-- START OF Extracted material --

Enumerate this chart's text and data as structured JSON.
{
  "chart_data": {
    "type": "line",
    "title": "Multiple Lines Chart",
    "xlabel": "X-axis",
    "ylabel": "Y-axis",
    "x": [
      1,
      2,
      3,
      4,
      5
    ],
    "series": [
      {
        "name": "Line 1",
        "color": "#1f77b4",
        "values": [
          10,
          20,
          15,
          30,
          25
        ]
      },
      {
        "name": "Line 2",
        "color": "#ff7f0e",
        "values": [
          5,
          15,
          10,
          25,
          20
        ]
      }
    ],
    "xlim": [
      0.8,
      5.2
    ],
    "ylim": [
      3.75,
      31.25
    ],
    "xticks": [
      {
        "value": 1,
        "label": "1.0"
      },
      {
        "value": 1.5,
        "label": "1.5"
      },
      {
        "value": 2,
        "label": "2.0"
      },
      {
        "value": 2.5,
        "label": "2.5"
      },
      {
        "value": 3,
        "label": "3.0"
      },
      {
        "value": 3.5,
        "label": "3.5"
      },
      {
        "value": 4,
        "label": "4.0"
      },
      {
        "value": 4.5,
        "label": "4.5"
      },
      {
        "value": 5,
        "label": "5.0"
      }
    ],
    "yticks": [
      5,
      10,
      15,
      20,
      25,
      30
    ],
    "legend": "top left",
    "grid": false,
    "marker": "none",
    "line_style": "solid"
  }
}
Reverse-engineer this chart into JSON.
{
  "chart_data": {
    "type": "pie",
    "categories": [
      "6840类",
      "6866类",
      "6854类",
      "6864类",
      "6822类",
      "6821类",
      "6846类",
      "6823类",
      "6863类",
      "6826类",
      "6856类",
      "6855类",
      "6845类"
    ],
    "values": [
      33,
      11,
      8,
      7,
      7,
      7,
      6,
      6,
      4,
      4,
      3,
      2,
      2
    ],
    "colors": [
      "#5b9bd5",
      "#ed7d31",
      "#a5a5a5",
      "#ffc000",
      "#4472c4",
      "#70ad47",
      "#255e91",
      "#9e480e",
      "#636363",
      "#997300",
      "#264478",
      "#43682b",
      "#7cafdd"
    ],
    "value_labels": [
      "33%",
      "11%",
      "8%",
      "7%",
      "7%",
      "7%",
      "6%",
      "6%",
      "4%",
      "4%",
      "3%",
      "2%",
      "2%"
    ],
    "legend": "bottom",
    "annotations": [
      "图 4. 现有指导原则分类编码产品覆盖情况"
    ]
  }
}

-- END OF Extracted material --

Task to complete:
Write out the complete set of records exactly as given.

Answer:
Enumerate this chart's text and data as structured JSON.
{
  "chart_data": {
    "type": "line",
    "title": "Multiple Lines Chart",
    "xlabel": "X-axis",
    "ylabel": "Y-axis",
    "x": [
      1,
      2,
      3,
      4,
      5
    ],
    "series": [
      {
        "name": "Line 1",
        "color": "#1f77b4",
        "values": [
          10,
          20,
          15,
          30,
          25
        ]
      },
      {
        "name": "Line 2",
        "color": "#ff7f0e",
        "values": [
          5,
          15,
          10,
          25,
          20
        ]
      }
    ],
    "xlim": [
      0.8,
      5.2
    ],
    "ylim": [
      3.75,
      31.25
    ],
    "xticks": [
      {
        "value": 1,
        "label": "1.0"
      },
      {
        "value": 1.5,
        "label": "1.5"
      },
      {
        "value": 2,
        "label": "2.0"
      },
      {
        "value": 2.5,
        "label": "2.5"
      },
      {
        "value": 3,
        "label": "3.0"
      },
      {
        "value": 3.5,
        "label": "3.5"
      },
      {
        "value": 4,
        "label": "4.0"
      },
      {
        "value": 4.5,
        "label": "4.5"
      },
      {
        "value": 5,
        "label": "5.0"
      }
    ],
    "yticks": [
      5,
      10,
      15,
      20,
      25,
      30
    ],
    "legend": "top left",
    "grid": false,
    "marker": "none",
    "line_style": "solid"
  }
}
Reverse-engineer this chart into JSON.
{
  "chart_data": {
    "type": "pie",
    "categories": [
      "6840类",
      "6866类",
      "6854类",
      "6864类",
      "6822类",
      "6821类",
      "6846类",
      "6823类",
      "6863类",
      "6826类",
      "6856类",
      "6855类",
      "6845类"
    ],
    "values": [
      33,
      11,
      8,
      7,
      7,
      7,
      6,
      6,
      4,
      4,
      3,
      2,
      2
    ],
    "colors": [
      "#5b9bd5",
      "#ed7d31",
      "#a5a5a5",
      "#ffc000",
      "#4472c4",
      "#70ad47",
      "#255e91",
      "#9e480e",
      "#636363",
      "#997300",
      "#264478",
      "#43682b",
      "#7cafdd"
    ],
    "value_labels": [
      "33%",
      "11%",
      "8%",
      "7%",
      "7%",
      "7%",
      "6%",
      "6%",
      "4%",
      "4%",
      "3%",
      "2%",
      "2%"
    ],
    "legend": "bottom",
    "annotations": [
      "图 4. 现有指导原则分类编码产品覆盖情况"
    ]
  }
}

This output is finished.